[BEGIN GIVEN PASSAGE]

BTW nice to see dame dench in something other than touchy feely dramas or james bonds.


Although it doesn't seem like it, i've quite enjoyed it. might even watch it again....


----------



## Princess Ivy (Apr 3, 2005)

*Re: Chronicles of Riddick*

mmmm, ok, but the original is as always much better.


----------



## Chimeco (Apr 3, 2005)

*Re: Chronicles of Riddick*

Both Pitch Black and Chronicles are about the character Riddick. He's never just been "riddick the average criminal". He's also been consistently characterized as the evil hero, by the directors, producers and story writers; and Vin Diesel himself. A character that is ruthless, non-caring and forced to fight a greater evil for his survival. I wouldn't look at it as a Hollywood makeover --someone has to win afterall.


----------



## Princess Ivy (Apr 3, 2005)

*Re: Chronicles of Riddick*

its not a case of win or lose, sorry, 

****************SPOILERS**********************again
in pitch black, he was saving himslef, with a twisted morality. but he was prepared to let them die to save himself, in the cave.

[END GIVEN PASSAGE]

TASK 1:
Decide whether each statement below agrees with the Riddick thread, answering yes or no and quoting the words from the thread that settle it: (a) Chimeco states that Vin Diesel has characterized Riddick as the evil hero; (b) Princess Ivy rates the sequel above the original; (c) the first post says that its writer did not enjoy the film.
TASK 2:
Resume the Riddick thread, carrying the final post forward in the same voice from the point where it stops.

[BEGIN LISTING]

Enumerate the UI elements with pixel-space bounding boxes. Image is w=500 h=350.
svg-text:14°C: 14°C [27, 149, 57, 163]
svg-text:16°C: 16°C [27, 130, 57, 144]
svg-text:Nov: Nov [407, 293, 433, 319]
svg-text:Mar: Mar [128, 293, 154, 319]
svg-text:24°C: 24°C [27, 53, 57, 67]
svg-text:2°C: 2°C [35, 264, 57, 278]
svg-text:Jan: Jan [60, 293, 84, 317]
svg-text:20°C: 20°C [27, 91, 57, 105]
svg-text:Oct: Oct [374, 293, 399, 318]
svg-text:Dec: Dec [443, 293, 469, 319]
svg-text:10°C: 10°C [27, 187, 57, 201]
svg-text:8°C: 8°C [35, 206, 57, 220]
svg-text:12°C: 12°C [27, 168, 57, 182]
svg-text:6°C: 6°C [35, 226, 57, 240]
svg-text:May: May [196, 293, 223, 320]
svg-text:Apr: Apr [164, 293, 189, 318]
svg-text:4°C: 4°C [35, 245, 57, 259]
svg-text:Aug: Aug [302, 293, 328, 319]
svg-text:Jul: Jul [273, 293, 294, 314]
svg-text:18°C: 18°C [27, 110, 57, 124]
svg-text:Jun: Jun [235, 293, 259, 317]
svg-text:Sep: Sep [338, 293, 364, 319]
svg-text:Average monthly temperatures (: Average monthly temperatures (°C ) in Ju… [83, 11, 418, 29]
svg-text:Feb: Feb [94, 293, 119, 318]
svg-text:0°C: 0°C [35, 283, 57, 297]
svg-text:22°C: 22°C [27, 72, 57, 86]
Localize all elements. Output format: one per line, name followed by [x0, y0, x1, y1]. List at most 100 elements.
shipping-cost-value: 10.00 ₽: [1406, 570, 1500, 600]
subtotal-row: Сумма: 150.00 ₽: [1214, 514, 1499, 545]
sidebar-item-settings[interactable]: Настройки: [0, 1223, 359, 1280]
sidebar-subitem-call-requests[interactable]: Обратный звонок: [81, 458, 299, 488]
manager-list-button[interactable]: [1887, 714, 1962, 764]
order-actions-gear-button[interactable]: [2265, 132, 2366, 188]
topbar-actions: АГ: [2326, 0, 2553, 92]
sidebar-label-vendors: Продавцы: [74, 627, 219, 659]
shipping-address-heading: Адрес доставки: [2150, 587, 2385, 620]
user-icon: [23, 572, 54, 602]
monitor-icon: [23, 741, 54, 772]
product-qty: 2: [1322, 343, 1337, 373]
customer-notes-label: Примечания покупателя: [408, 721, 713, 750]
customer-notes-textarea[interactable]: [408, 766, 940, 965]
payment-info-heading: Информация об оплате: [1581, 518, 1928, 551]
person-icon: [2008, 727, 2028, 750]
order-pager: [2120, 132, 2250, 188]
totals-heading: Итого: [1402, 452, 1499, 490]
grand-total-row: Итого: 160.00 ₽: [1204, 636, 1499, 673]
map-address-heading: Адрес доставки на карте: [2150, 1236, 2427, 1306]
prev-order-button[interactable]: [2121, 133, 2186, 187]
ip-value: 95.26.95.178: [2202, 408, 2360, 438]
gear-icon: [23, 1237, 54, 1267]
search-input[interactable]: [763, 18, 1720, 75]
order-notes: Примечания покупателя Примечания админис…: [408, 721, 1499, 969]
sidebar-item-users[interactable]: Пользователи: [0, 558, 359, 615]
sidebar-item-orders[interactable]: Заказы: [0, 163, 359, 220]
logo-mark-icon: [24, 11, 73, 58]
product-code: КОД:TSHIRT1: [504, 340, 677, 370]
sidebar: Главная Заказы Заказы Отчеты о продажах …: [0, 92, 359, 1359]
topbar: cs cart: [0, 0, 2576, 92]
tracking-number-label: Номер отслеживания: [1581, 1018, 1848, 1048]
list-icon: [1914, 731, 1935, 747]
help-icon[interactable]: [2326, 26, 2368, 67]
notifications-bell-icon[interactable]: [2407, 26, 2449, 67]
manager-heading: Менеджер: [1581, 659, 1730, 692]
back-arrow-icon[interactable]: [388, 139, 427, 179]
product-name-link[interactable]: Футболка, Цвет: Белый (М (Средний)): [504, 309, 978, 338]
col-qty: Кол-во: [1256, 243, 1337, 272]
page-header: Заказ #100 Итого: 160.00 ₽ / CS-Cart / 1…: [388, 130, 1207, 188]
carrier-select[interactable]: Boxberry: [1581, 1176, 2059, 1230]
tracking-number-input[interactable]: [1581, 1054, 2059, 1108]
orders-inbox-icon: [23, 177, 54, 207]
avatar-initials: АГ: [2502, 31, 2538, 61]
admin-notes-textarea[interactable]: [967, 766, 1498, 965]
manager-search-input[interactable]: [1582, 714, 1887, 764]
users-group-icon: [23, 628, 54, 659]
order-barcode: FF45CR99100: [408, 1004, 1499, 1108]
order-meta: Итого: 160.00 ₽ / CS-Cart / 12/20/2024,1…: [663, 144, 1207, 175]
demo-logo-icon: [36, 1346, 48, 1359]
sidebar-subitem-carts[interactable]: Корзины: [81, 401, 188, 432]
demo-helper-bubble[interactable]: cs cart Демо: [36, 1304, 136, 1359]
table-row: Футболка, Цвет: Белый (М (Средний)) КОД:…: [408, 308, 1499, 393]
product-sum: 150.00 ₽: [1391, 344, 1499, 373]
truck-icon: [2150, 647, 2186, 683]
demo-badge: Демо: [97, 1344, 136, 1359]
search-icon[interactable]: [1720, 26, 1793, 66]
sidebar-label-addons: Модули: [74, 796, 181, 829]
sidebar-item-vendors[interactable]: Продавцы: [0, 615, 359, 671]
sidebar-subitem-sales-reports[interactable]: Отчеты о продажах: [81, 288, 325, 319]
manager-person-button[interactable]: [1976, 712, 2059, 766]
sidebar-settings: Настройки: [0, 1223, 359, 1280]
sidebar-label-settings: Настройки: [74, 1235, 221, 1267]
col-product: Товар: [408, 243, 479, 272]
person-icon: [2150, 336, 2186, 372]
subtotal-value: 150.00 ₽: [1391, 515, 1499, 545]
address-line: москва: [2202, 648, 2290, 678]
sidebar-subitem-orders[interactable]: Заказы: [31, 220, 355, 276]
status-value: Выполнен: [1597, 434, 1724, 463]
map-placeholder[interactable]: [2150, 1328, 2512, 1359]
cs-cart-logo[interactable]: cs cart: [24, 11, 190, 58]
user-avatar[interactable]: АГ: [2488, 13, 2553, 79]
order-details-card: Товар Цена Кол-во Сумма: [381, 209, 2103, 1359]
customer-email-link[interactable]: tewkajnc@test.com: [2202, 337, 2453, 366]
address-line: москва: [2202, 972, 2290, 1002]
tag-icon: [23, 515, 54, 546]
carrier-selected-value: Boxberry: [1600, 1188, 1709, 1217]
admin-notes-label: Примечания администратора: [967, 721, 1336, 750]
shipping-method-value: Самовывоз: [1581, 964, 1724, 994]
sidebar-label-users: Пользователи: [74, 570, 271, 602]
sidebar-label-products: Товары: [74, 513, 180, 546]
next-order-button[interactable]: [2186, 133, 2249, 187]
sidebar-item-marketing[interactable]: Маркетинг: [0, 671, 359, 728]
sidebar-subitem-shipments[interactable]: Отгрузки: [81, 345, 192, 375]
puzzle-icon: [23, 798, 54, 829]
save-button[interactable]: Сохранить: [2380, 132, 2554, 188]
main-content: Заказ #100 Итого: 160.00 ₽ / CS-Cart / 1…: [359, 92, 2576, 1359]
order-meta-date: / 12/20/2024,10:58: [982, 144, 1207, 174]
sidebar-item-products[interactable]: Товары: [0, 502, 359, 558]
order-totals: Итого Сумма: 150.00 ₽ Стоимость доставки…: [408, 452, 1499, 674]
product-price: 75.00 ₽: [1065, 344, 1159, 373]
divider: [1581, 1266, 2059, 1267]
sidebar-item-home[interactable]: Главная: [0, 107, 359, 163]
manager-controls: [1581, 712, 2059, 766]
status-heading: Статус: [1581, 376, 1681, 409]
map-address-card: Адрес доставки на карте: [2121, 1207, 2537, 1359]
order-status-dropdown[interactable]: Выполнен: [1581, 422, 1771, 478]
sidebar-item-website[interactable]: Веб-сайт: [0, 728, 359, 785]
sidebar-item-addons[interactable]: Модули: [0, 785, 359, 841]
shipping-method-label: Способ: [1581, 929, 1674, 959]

[END LISTING]

WRITTEN REPLY 1:
(a) Yes: "He's also been consistently characterized as the evil hero, by the directors, producers and story writers; and Vin Diesel himself."
(b) No: "the original is as always much better."
(c) No: "i've quite enjoyed it."

WRITTEN REPLY 2:
in Chronicles, hes trusted the holy man (he ridiculed him in pitch black) and saves the universe for 'jack'. hes not the same character. hes suddenly been given a morality that fits into 'hollywoods' view point of a hero, and any niggly little bits can be explained away because hes a 'furian'. sorry to rant on, but its really getting my goat. riddick was a fantastic character in pitch black. we could all understand him, maybe even empathise a little. no not like, but since when is that a quality that a hero has to have? chronicles has been sanatised horribly. 
Riddick was human, maybe not the standardised view of human, but a heck of a lot more true than the 'moral baddie' that hollywood has spun in our faces for so long. full of flaws and problems, now hes a paragon. a superhuman or alien (depending on the chronicles version of furian) of his former self. i'd prefer to keep the pitch black version thank you very much.
the prelogue by dame dench suggests that evil is needed to defeat evil, and yet riddick in chronicles is a nice misunderstood antihero.


----------



## Princess Ivy (Apr 3, 2005)

*Re: Chronicles of Riddick*



			
				Chimeco said:
			
		

> Both Pitch Black and Chronicles are about the character Riddick. He's never just been "riddick the average criminal".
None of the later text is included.